* WHAT YOU NEED TO DO:
Write what comes next in the Cassandra permissions-cache issue text below, starting right after its final sentence.

So it's not as trivial as it looks. Any more advanced strategies than the
current one (that doesn't imply much) should probably go into
IAuthenticator/IAuthorizer implementations, where there is more context to work
with.
> Refresh permissions cache in ClientState periodically to avoid cache miss
> stampede effect
> -----------------------------------------------------------------------------------------
>
> Key: CASSANDRA-6768
> URL: https://issues.apache.org/jira/browse/CASSANDRA-6768
> Project: Cassandra
> Issue Type: Improvement
> Reporter: MichaĆ Michalski
> Assignee: Aleksey Yeschenko
> Labels: authentication
>
> h3. Background
> We want to password-protect Cassandra by using the built-in
> PasswordAuthenticator and PasswordAuthorizer. In general we are happy with
> this solution, but after reviewing the code we're a bit afraid of default
> permissionsCache behaviour in org.apache.cassandra.service.ClientState.
> h3. Problem
> From what I understand, at the moment cache expires every N seconds (2 by
> default) and it gets repopulated when permissionsCache.get() is being
> called. However, as we're talking about at least a few hundreds requests to
> Cassandra per second, we're afraid of the "stampede" effect once the cache
> expires and a number of queries will "trigger" its reload simultaneously
> during the short period of time when it will be empty.

Excerpts from a dataset
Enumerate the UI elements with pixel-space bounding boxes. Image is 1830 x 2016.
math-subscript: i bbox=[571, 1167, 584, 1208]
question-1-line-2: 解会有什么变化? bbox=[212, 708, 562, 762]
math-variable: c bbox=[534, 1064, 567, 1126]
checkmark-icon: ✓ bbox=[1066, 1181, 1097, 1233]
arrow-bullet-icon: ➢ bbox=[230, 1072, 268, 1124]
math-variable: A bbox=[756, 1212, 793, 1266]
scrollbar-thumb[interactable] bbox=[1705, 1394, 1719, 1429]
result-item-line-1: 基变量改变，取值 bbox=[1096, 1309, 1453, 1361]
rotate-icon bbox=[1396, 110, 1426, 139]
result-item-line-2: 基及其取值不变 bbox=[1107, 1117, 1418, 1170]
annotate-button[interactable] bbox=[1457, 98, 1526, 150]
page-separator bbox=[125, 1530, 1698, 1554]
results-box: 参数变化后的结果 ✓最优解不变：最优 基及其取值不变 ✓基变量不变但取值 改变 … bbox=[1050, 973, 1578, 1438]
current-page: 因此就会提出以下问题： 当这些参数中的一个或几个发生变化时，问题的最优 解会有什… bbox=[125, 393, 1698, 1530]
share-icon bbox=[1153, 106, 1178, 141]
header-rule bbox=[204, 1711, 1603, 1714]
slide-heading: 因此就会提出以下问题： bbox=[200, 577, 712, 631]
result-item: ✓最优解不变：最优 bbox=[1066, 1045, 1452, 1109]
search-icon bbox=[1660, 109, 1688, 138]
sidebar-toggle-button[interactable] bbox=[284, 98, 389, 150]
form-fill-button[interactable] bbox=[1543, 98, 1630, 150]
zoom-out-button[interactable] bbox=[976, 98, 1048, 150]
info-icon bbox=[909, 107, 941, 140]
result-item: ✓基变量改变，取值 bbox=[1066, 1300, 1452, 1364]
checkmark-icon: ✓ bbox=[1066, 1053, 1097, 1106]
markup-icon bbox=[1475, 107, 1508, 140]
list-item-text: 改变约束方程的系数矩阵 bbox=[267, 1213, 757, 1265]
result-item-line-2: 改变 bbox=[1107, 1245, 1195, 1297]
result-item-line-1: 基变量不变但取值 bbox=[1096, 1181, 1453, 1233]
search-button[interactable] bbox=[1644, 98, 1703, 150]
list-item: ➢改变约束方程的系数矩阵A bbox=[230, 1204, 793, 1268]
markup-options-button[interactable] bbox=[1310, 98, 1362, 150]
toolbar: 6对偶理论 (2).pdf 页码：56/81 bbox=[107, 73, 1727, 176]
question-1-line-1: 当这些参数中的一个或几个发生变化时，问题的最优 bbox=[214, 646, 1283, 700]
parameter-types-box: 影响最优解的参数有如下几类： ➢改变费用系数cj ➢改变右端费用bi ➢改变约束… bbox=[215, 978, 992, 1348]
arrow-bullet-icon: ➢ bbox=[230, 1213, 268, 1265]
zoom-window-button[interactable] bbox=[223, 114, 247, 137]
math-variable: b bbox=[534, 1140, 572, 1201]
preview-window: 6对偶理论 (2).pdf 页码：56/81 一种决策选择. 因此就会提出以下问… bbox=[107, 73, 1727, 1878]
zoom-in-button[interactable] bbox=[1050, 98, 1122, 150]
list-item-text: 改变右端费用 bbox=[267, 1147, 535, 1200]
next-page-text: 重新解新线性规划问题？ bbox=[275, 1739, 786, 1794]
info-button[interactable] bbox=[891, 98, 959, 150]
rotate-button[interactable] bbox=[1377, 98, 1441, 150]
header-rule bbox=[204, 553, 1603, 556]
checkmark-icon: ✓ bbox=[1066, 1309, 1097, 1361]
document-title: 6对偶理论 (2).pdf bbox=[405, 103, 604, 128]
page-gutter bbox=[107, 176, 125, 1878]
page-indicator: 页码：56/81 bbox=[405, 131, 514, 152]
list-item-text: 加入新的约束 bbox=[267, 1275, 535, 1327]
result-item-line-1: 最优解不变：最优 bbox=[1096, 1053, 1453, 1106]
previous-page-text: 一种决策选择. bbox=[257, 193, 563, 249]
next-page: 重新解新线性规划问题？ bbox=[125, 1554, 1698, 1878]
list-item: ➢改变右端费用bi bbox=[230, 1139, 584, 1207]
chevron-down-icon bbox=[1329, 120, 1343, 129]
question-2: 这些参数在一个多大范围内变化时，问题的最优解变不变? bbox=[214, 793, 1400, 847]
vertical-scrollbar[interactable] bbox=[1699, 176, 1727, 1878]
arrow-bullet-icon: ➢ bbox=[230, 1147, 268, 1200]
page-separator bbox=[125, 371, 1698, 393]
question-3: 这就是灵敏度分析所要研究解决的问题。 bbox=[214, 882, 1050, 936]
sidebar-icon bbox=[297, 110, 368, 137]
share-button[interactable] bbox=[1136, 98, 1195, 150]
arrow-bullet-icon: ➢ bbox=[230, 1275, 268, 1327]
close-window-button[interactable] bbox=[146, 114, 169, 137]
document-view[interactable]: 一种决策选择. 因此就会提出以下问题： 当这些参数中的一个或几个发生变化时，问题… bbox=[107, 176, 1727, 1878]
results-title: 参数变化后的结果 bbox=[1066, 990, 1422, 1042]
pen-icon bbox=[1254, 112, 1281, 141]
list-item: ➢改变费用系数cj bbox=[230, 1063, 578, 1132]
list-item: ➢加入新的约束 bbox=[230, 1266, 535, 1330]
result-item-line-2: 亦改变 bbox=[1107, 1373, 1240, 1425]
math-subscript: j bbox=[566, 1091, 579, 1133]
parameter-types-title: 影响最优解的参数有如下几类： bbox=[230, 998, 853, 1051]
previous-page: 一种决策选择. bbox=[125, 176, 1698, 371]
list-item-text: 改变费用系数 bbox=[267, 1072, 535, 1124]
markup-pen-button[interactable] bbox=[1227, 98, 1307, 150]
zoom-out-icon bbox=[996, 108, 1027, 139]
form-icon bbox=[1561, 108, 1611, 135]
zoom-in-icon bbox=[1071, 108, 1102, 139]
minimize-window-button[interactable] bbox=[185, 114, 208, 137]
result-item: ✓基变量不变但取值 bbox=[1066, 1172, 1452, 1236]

* OUTPUT OF THE TASK:
> h3. Proposed Solution
> Therefore, instead of the current solution, we'd prefer this cache to be
> reloaded "in background" every N seconds, so it's only a single request every
> N seconds, rather than tens (hundreds?) of them just after the cache expires
> during the period when it's empty.
> In other words, we're thinking about replacing this:
> {code}expireAfterWrite(validityPeriod, TimeUnit.MILLISECONDS){code}
> with:
> {code}refreshAfterWrite(refreshPeriod, TimeUnit.MILLISECONDS){code}
> Default refreshPeriod could be the same as the validityPeriod, for example.
> Are there any reasons that make this idea a bad one ("you misunderstood
> Guava's Cache" counts too!)?
> [~iamaleksey], I've let myself to assign this issue directly to you, as
> you're the author of current solution.